Work to complete —
From the entries that follow, pick out all lines holding "this".

[Dataset rows about figures]
━━━
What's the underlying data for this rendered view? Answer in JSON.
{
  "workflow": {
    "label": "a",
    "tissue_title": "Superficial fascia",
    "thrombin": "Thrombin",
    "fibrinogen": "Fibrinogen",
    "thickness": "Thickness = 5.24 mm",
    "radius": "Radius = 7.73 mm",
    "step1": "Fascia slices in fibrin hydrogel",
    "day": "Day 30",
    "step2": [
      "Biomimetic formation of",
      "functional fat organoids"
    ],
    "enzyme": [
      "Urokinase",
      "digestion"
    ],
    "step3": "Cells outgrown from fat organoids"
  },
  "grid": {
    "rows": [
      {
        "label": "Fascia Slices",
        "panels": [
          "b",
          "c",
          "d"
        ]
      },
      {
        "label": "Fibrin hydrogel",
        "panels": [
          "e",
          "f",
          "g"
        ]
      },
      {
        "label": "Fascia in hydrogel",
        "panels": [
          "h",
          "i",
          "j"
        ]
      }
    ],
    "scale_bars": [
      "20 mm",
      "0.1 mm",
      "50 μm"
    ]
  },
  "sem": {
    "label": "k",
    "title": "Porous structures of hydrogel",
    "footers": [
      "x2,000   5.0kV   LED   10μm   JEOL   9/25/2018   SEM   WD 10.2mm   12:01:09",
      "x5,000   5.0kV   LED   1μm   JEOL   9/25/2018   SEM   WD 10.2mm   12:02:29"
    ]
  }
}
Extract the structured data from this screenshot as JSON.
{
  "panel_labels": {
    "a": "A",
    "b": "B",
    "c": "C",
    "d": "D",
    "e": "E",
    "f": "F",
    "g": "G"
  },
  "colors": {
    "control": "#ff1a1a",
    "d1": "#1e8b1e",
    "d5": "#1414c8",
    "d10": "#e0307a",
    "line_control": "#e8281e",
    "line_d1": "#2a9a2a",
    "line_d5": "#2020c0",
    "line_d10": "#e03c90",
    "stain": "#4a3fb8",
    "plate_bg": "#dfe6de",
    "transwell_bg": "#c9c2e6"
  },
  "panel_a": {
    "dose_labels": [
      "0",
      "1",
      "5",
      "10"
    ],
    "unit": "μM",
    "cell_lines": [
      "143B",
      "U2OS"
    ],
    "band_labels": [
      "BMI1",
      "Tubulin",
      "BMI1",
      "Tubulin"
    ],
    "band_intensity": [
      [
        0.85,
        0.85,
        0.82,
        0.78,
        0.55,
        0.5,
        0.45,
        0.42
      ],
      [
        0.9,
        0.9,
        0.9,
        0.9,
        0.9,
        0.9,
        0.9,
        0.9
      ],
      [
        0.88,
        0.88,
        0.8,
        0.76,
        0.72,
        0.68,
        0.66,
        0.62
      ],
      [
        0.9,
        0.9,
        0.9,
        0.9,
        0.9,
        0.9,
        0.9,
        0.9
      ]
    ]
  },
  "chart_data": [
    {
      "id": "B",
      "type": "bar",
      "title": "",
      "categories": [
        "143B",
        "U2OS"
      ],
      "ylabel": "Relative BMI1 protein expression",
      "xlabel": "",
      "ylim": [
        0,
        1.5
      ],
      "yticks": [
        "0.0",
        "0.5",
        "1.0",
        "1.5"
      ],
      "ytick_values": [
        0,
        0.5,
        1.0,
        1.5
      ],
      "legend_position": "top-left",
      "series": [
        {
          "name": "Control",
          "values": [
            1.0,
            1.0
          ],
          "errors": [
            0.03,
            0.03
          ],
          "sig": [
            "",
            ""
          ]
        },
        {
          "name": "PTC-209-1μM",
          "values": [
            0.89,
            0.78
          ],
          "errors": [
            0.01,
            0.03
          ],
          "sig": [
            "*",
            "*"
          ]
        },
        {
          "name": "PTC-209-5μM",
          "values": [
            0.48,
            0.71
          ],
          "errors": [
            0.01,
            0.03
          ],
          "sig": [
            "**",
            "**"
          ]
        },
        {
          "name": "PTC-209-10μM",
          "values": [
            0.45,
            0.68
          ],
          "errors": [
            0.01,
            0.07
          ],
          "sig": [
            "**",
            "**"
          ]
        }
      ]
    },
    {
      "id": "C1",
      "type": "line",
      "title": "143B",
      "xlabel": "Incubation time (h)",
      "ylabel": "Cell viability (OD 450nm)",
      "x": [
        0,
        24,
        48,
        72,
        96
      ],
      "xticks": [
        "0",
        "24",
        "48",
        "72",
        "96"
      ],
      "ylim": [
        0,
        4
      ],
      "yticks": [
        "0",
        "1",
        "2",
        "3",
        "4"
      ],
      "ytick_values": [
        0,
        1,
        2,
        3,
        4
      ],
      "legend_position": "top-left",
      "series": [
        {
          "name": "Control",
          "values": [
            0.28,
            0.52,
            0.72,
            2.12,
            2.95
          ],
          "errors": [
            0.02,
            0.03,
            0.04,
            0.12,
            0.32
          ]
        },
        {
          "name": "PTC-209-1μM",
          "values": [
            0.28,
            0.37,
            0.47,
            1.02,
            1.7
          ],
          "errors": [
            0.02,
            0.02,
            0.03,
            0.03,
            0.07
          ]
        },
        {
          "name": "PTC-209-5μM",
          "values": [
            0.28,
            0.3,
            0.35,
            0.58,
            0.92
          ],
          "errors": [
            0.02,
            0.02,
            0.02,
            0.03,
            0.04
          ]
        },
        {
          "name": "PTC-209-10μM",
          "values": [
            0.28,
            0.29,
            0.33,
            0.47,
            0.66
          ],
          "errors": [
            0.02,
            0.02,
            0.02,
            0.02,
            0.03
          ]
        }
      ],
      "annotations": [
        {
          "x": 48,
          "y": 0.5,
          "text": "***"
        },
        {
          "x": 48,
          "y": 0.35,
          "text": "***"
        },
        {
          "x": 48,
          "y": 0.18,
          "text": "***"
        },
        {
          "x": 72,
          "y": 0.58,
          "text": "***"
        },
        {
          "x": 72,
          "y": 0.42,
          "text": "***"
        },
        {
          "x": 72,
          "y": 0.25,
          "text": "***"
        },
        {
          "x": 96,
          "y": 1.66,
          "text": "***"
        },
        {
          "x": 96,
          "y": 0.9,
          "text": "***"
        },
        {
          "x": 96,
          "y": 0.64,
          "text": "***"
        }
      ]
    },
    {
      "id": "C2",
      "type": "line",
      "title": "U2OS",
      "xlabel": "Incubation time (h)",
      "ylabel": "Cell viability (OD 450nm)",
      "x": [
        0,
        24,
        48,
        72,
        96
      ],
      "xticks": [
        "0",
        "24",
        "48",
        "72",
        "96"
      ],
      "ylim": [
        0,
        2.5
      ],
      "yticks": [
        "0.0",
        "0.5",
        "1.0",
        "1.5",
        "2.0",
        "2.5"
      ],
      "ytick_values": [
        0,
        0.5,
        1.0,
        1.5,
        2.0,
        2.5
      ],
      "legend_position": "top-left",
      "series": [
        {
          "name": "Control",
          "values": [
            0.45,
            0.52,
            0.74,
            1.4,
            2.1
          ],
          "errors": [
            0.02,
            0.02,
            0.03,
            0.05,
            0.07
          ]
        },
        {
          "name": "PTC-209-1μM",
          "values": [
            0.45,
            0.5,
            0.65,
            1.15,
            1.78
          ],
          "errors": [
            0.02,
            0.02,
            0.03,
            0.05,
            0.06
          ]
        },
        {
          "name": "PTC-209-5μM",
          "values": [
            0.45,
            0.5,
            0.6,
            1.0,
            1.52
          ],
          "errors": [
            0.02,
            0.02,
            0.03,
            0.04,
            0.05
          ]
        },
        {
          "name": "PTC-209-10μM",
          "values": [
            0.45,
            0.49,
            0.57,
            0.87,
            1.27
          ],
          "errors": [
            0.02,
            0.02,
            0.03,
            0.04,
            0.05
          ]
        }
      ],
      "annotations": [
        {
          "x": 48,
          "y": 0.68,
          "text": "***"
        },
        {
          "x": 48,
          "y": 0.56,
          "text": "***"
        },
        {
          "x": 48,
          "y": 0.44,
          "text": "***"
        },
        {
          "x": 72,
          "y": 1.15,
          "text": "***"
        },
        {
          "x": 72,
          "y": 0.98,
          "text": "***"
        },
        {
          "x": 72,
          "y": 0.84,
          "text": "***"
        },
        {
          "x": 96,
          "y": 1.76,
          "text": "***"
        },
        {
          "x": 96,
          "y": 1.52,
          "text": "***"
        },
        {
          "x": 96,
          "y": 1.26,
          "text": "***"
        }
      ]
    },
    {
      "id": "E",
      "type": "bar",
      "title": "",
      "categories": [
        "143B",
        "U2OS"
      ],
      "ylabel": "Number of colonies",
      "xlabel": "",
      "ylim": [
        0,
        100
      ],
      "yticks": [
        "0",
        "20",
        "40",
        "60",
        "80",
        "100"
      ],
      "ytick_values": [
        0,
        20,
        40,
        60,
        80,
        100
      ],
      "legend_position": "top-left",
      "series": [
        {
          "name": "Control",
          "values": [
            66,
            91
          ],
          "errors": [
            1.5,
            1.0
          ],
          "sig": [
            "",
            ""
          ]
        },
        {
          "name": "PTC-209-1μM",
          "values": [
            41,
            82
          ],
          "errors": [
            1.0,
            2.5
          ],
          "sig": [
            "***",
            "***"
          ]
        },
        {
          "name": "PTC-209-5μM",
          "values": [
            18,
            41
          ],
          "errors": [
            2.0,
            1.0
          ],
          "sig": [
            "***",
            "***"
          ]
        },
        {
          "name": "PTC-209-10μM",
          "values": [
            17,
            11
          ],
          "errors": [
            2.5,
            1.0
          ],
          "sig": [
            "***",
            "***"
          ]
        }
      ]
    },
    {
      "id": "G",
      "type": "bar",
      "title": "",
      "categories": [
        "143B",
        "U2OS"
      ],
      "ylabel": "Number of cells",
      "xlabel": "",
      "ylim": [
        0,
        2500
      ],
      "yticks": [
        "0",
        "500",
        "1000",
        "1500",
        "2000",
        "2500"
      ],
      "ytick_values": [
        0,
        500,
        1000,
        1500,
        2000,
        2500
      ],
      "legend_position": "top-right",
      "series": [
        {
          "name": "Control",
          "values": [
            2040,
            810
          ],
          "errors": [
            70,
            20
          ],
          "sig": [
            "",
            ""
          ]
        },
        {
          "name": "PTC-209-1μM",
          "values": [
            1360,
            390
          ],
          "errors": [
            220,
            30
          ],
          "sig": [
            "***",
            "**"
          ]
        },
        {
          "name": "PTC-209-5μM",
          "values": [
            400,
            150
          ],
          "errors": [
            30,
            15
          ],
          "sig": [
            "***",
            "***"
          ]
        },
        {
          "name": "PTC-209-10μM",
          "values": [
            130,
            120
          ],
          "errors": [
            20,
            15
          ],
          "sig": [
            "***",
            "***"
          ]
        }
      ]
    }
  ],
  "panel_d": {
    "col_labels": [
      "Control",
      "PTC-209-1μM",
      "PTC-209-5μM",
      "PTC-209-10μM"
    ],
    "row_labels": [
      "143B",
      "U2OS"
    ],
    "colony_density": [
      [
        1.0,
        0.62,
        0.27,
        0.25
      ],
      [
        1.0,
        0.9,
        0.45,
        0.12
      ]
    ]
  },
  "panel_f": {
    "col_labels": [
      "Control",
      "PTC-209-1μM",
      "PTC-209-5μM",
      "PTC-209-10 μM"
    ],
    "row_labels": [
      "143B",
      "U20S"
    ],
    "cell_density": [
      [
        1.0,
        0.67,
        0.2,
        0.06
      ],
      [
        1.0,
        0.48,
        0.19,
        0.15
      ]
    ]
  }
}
━━━
Worked solution —
What's the underlying data for this rendered view? Answer in JSON.
Extract the structured data from this screenshot as JSON.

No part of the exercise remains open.